- [Exercise description]
Each entry needs to be restated exactly as written.

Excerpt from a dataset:
◇ ◇ ◇ ◇ ◇ ◇ ◇

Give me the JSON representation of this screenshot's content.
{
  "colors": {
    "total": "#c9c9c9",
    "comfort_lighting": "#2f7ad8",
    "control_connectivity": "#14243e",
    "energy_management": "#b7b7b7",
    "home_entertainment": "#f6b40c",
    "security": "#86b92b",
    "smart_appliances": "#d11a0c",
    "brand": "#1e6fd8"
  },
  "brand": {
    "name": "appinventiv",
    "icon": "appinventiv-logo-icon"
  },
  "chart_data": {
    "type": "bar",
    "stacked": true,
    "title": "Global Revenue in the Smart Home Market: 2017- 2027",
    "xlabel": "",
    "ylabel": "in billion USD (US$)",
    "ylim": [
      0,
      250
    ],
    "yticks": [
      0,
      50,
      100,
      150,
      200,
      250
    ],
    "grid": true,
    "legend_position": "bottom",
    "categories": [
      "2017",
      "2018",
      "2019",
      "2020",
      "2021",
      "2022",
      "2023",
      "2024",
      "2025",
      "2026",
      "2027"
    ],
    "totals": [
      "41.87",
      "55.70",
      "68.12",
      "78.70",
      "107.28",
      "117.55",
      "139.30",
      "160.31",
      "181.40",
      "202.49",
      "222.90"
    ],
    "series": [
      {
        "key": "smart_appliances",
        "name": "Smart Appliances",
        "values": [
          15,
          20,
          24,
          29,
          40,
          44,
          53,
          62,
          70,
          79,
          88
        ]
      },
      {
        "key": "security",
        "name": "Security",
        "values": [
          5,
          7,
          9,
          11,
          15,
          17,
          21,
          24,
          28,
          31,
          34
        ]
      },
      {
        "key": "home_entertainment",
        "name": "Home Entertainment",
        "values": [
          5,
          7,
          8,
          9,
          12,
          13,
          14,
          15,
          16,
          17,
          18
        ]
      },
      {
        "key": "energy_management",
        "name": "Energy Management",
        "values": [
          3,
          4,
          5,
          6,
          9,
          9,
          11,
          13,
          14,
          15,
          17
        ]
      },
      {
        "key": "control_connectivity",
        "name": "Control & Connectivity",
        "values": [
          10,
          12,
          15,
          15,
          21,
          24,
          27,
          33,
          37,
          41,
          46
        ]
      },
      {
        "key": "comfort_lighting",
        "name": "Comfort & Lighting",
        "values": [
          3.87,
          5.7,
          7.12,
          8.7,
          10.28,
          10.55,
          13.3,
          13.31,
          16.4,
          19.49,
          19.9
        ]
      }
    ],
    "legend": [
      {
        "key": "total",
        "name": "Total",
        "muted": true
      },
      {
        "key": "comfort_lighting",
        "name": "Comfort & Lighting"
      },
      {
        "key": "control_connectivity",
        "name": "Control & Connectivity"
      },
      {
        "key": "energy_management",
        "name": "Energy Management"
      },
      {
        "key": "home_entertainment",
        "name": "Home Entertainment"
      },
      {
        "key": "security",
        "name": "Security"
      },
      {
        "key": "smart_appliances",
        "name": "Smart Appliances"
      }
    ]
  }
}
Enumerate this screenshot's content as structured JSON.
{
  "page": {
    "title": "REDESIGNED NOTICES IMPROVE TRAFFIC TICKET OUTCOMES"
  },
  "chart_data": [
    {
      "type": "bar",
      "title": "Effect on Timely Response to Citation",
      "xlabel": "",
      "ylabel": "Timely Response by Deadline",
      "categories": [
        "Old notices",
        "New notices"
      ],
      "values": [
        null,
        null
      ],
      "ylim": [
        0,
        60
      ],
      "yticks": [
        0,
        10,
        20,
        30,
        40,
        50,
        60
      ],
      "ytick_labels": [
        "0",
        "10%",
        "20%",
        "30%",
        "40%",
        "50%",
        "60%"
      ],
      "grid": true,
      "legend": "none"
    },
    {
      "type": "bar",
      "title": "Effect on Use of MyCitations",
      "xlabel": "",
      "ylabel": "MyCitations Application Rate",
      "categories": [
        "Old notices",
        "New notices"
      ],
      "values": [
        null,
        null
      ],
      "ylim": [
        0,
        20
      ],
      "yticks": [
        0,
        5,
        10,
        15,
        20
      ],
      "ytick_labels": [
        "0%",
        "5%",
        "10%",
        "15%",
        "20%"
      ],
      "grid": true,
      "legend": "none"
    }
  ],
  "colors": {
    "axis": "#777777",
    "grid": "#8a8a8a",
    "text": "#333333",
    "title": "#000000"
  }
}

◇ ◇ ◇ ◇ ◇ ◇ ◇

- [Task output]
Give me the JSON representation of this screenshot's content.
{
  "colors": {
    "total": "#c9c9c9",
    "comfort_lighting": "#2f7ad8",
    "control_connectivity": "#14243e",
    "energy_management": "#b7b7b7",
    "home_entertainment": "#f6b40c",
    "security": "#86b92b",
    "smart_appliances": "#d11a0c",
    "brand": "#1e6fd8"
  },
  "brand": {
    "name": "appinventiv",
    "icon": "appinventiv-logo-icon"
  },
  "chart_data": {
    "type": "bar",
    "stacked": true,
    "title": "Global Revenue in the Smart Home Market: 2017- 2027",
    "xlabel": "",
    "ylabel": "in billion USD (US$)",
    "ylim": [
      0,
      250
    ],
    "yticks": [
      0,
      50,
      100,
      150,
      200,
      250
    ],
    "grid": true,
    "legend_position": "bottom",
    "categories": [
      "2017",
      "2018",
      "2019",
      "2020",
      "2021",
      "2022",
      "2023",
      "2024",
      "2025",
      "2026",
      "2027"
    ],
    "totals": [
      "41.87",
      "55.70",
      "68.12",
      "78.70",
      "107.28",
      "117.55",
      "139.30",
      "160.31",
      "181.40",
      "202.49",
      "222.90"
    ],
    "series": [
      {
        "key": "smart_appliances",
        "name": "Smart Appliances",
        "values": [
          15,
          20,
          24,
          29,
          40,
          44,
          53,
          62,
          70,
          79,
          88
        ]
      },
      {
        "key": "security",
        "name": "Security",
        "values": [
          5,
          7,
          9,
          11,
          15,
          17,
          21,
          24,
          28,
          31,
          34
        ]
      },
      {
        "key": "home_entertainment",
        "name": "Home Entertainment",
        "values": [
          5,
          7,
          8,
          9,
          12,
          13,
          14,
          15,
          16,
          17,
          18
        ]
      },
      {
        "key": "energy_management",
        "name": "Energy Management",
        "values": [
          3,
          4,
          5,
          6,
          9,
          9,
          11,
          13,
          14,
          15,
          17
        ]
      },
      {
        "key": "control_connectivity",
        "name": "Control & Connectivity",
        "values": [
          10,
          12,
          15,
          15,
          21,
          24,
          27,
          33,
          37,
          41,
          46
        ]
      },
      {
        "key": "comfort_lighting",
        "name": "Comfort & Lighting",
        "values": [
          3.87,
          5.7,
          7.12,
          8.7,
          10.28,
          10.55,
          13.3,
          13.31,
          16.4,
          19.49,
          19.9
        ]
      }
    ],
    "legend": [
      {
        "key": "total",
        "name": "Total",
        "muted": true
      },
      {
        "key": "comfort_lighting",
        "name": "Comfort & Lighting"
      },
      {
        "key": "control_connectivity",
        "name": "Control & Connectivity"
      },
      {
        "key": "energy_management",
        "name": "Energy Management"
      },
      {
        "key": "home_entertainment",
        "name": "Home Entertainment"
      },
      {
        "key": "security",
        "name": "Security"
      },
      {
        "key": "smart_appliances",
        "name": "Smart Appliances"
      }
    ]
  }
}
Enumerate this screenshot's content as structured JSON.
{
  "page": {
    "title": "REDESIGNED NOTICES IMPROVE TRAFFIC TICKET OUTCOMES"
  },
  "chart_data": [
    {
      "type": "bar",
      "title": "Effect on Timely Response to Citation",
      "xlabel": "",
      "ylabel": "Timely Response by Deadline",
      "categories": [
        "Old notices",
        "New notices"
      ],
      "values": [
        null,
        null
      ],
      "ylim": [
        0,
        60
      ],
      "yticks": [
        0,
        10,
        20,
        30,
        40,
        50,
        60
      ],
      "ytick_labels": [
        "0",
        "10%",
        "20%",
        "30%",
        "40%",
        "50%",
        "60%"
      ],
      "grid": true,
      "legend": "none"
    },
    {
      "type": "bar",
      "title": "Effect on Use of MyCitations",
      "xlabel": "",
      "ylabel": "MyCitations Application Rate",
      "categories": [
        "Old notices",
        "New notices"
      ],
      "values": [
        null,
        null
      ],
      "ylim": [
        0,
        20
      ],
      "yticks": [
        0,
        5,
        10,
        15,
        20
      ],
      "ytick_labels": [
        "0%",
        "5%",
        "10%",
        "15%",
        "20%"
      ],
      "grid": true,
      "legend": "none"
    }
  ],
  "colors": {
    "axis": "#777777",
    "grid": "#8a8a8a",
    "text": "#333333",
    "title": "#000000"
  }
}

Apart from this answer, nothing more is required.